── STORED ROWS
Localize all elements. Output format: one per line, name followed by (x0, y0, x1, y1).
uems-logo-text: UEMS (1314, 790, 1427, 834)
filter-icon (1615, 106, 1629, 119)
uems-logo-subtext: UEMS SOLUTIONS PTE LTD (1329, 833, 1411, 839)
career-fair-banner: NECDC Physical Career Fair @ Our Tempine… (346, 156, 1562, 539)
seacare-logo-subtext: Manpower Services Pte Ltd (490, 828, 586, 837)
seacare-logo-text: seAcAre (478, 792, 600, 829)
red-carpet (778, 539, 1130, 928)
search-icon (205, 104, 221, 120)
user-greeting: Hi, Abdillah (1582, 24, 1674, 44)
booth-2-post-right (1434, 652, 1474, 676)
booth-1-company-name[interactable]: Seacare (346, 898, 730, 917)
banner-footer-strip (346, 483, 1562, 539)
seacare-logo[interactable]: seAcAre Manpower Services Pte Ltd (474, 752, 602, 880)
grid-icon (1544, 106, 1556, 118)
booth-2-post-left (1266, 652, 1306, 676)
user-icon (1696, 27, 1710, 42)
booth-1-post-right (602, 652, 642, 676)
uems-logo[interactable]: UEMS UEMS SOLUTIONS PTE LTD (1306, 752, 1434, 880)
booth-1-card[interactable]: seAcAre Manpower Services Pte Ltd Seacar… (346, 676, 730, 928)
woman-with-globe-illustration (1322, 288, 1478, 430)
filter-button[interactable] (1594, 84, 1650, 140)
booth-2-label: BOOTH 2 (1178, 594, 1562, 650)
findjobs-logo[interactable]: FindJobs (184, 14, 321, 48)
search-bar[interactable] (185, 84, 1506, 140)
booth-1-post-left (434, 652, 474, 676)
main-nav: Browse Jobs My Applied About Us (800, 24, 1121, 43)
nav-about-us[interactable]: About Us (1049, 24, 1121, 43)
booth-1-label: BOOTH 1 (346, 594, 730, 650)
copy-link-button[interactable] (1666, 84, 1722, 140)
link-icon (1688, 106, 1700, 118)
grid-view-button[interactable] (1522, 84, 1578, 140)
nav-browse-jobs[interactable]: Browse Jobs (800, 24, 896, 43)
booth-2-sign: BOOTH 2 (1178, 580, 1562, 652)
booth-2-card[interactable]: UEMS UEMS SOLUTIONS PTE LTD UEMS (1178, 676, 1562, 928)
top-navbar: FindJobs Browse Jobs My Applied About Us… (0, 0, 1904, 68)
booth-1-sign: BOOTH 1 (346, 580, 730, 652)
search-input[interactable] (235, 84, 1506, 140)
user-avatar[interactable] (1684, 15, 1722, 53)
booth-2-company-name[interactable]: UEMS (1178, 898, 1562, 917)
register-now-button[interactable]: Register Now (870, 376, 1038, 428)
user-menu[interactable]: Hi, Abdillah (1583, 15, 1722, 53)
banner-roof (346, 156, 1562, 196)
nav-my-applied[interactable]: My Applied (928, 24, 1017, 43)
────
Recast the data above as a JSON list of strings with one string per line, leaving out any blank lines.

[
  "Localize all elements. Output format: one per line, name followed by (x0, y0, x1, y1).",
  "uems-logo-text: UEMS (1314, 790, 1427, 834)",
  "filter-icon (1615, 106, 1629, 119)",
  "uems-logo-subtext: UEMS SOLUTIONS PTE LTD (1329, 833, 1411, 839)",
  "career-fair-banner: NECDC Physical Career Fair @ Our Tempine… (346, 156, 1562, 539)",
  "seacare-logo-subtext: Manpower Services Pte Ltd (490, 828, 586, 837)",
  "seacare-logo-text: seAcAre (478, 792, 600, 829)",
  "red-carpet (778, 539, 1130, 928)",
  "search-icon (205, 104, 221, 120)",
  "user-greeting: Hi, Abdillah (1582, 24, 1674, 44)",
  "booth-2-post-right (1434, 652, 1474, 676)",
  "booth-1-company-name[interactable]: Seacare (346, 898, 730, 917)",
  "banner-footer-strip (346, 483, 1562, 539)",
  "seacare-logo[interactable]: seAcAre Manpower Services Pte Ltd (474, 752, 602, 880)",
  "grid-icon (1544, 106, 1556, 118)",
  "booth-2-post-left (1266, 652, 1306, 676)",
  "user-icon (1696, 27, 1710, 42)",
  "booth-1-post-right (602, 652, 642, 676)",
  "uems-logo[interactable]: UEMS UEMS SOLUTIONS PTE LTD (1306, 752, 1434, 880)",
  "booth-1-card[interactable]: seAcAre Manpower Services Pte Ltd Seacar… (346, 676, 730, 928)",
  "woman-with-globe-illustration (1322, 288, 1478, 430)",
  "filter-button[interactable] (1594, 84, 1650, 140)",
  "booth-2-label: BOOTH 2 (1178, 594, 1562, 650)",
  "findjobs-logo[interactable]: FindJobs (184, 14, 321, 48)",
  "search-bar[interactable] (185, 84, 1506, 140)",
  "booth-1-post-left (434, 652, 474, 676)",
  "main-nav: Browse Jobs My Applied About Us (800, 24, 1121, 43)",
  "nav-about-us[interactable]: About Us (1049, 24, 1121, 43)",
  "booth-1-label: BOOTH 1 (346, 594, 730, 650)",
  "copy-link-button[interactable] (1666, 84, 1722, 140)",
  "link-icon (1688, 106, 1700, 118)",
  "grid-view-button[interactable] (1522, 84, 1578, 140)",
  "nav-browse-jobs[interactable]: Browse Jobs (800, 24, 896, 43)",
  "booth-2-sign: BOOTH 2 (1178, 580, 1562, 652)",
  "booth-2-card[interactable]: UEMS UEMS SOLUTIONS PTE LTD UEMS (1178, 676, 1562, 928)",
  "top-navbar: FindJobs Browse Jobs My Applied About Us… (0, 0, 1904, 68)",
  "booth-1-sign: BOOTH 1 (346, 580, 730, 652)",
  "search-input[interactable] (235, 84, 1506, 140)",
  "user-avatar[interactable] (1684, 15, 1722, 53)",
  "booth-2-company-name[interactable]: UEMS (1178, 898, 1562, 917)",
  "register-now-button[interactable]: Register Now (870, 376, 1038, 428)",
  "user-menu[interactable]: Hi, Abdillah (1583, 15, 1722, 53)",
  "banner-roof (346, 156, 1562, 196)",
  "nav-my-applied[interactable]: My Applied (928, 24, 1017, 43)"
]